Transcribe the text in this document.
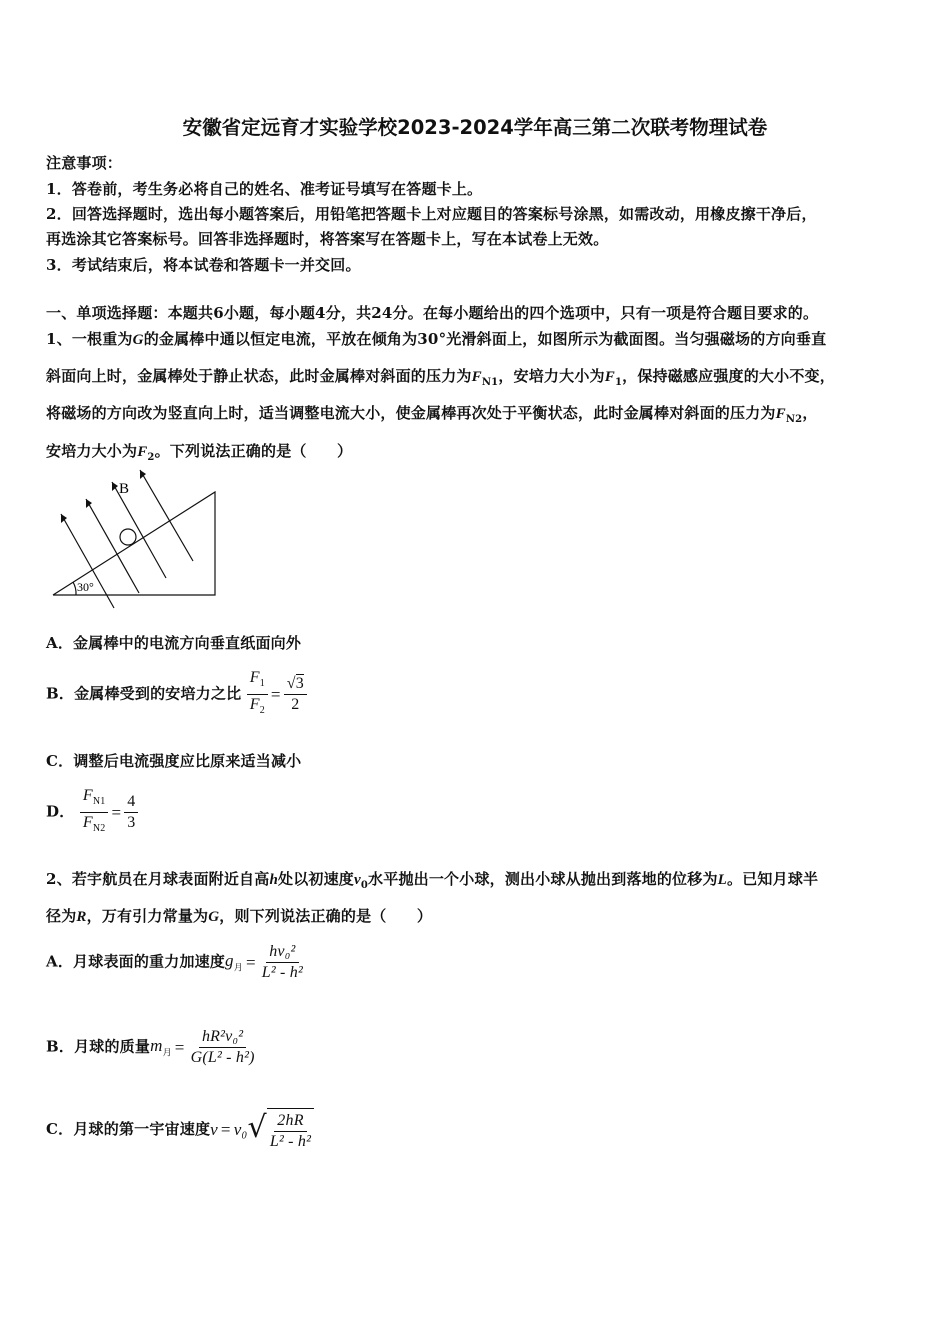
安徽省定远育才实验学校2023-2024学年高三第二次联考物理试卷
注意事项：
1．答卷前，考生务必将自己的姓名、准考证号填写在答题卡上。
2．回答选择题时，选出每小题答案后，用铅笔把答题卡上对应题目的答案标号涂黑，如需改动，用橡皮擦干净后，
再选涂其它答案标号。回答非选择题时，将答案写在答题卡上，写在本试卷上无效。
3．考试结束后，将本试卷和答题卡一并交回。
一、单项选择题：本题共6小题，每小题4分，共24分。在每小题给出的四个选项中，只有一项是符合题目要求的。
1、一根重为G的金属棒中通以恒定电流，平放在倾角为30°光滑斜面上，如图所示为截面图。当匀强磁场的方向垂直
斜面向上时，金属棒处于静止状态，此时金属棒对斜面的压力为$F_{N1}$，安培力大小为$F_1$，保持磁感应强度的大小不变，
将磁场的方向改为竖直向上时，适当调整电流大小，使金属棒再次处于平衡状态，此时金属棒对斜面的压力为$F_{N2}$，
安培力大小为$F_2$。下列说法正确的是（　　）
B
30°
A．金属棒中的电流方向垂直纸面向外
B．金属棒受到的安培力之比 $\frac{F_1}{F_2} = \frac{√3}{2}$
C．调整后电流强度应比原来适当减小
D． $\frac{F_{N1}}{F_{N2}} = \frac{4}{3}$
2、若宇航员在月球表面附近自高h处以初速度$v_0$水平抛出一个小球，测出小球从抛出到落地的位移为L。已知月球半
径为R，万有引力常量为G，则下列说法正确的是（　　）
A．月球表面的重力加速度$g_月 = \frac{\text{hv₀²}}{\text{L² - h²}}$
B．月球的质量$m_月 = \frac{\text{hR²v₀²}}{\text{G(L² - h²)}}$
C．月球的第一宇宙速度v = v₀ √ $\frac{2hR}{\text{L² - h²}}$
= = = = = = =
### Given exercise
Without the pictures, print the records in full, exactly as they appear.

### Solution for this problem
Transcribe the text in this document.
安徽省定远育才实验学校2023-2024学年高三第二次联考物理试卷
注意事项：
1．答卷前，考生务必将自己的姓名、准考证号填写在答题卡上。
2．回答选择题时，选出每小题答案后，用铅笔把答题卡上对应题目的答案标号涂黑，如需改动，用橡皮擦干净后，
再选涂其它答案标号。回答非选择题时，将答案写在答题卡上，写在本试卷上无效。
3．考试结束后，将本试卷和答题卡一并交回。
一、单项选择题：本题共6小题，每小题4分，共24分。在每小题给出的四个选项中，只有一项是符合题目要求的。
1、一根重为G的金属棒中通以恒定电流，平放在倾角为30°光滑斜面上，如图所示为截面图。当匀强磁场的方向垂直
斜面向上时，金属棒处于静止状态，此时金属棒对斜面的压力为$F_{N1}$，安培力大小为$F_1$，保持磁感应强度的大小不变，
将磁场的方向改为竖直向上时，适当调整电流大小，使金属棒再次处于平衡状态，此时金属棒对斜面的压力为$F_{N2}$，
安培力大小为$F_2$。下列说法正确的是（　　）
B
30°
A．金属棒中的电流方向垂直纸面向外
B．金属棒受到的安培力之比 $\frac{F_1}{F_2} = \frac{√3}{2}$
C．调整后电流强度应比原来适当减小
D． $\frac{F_{N1}}{F_{N2}} = \frac{4}{3}$
2、若宇航员在月球表面附近自高h处以初速度$v_0$水平抛出一个小球，测出小球从抛出到落地的位移为L。已知月球半
径为R，万有引力常量为G，则下列说法正确的是（　　）
A．月球表面的重力加速度$g_月 = \frac{\text{hv₀²}}{\text{L² - h²}}$
B．月球的质量$m_月 = \frac{\text{hR²v₀²}}{\text{G(L² - h²)}}$
C．月球的第一宇宙速度v = v₀ √ $\frac{2hR}{\text{L² - h²}}$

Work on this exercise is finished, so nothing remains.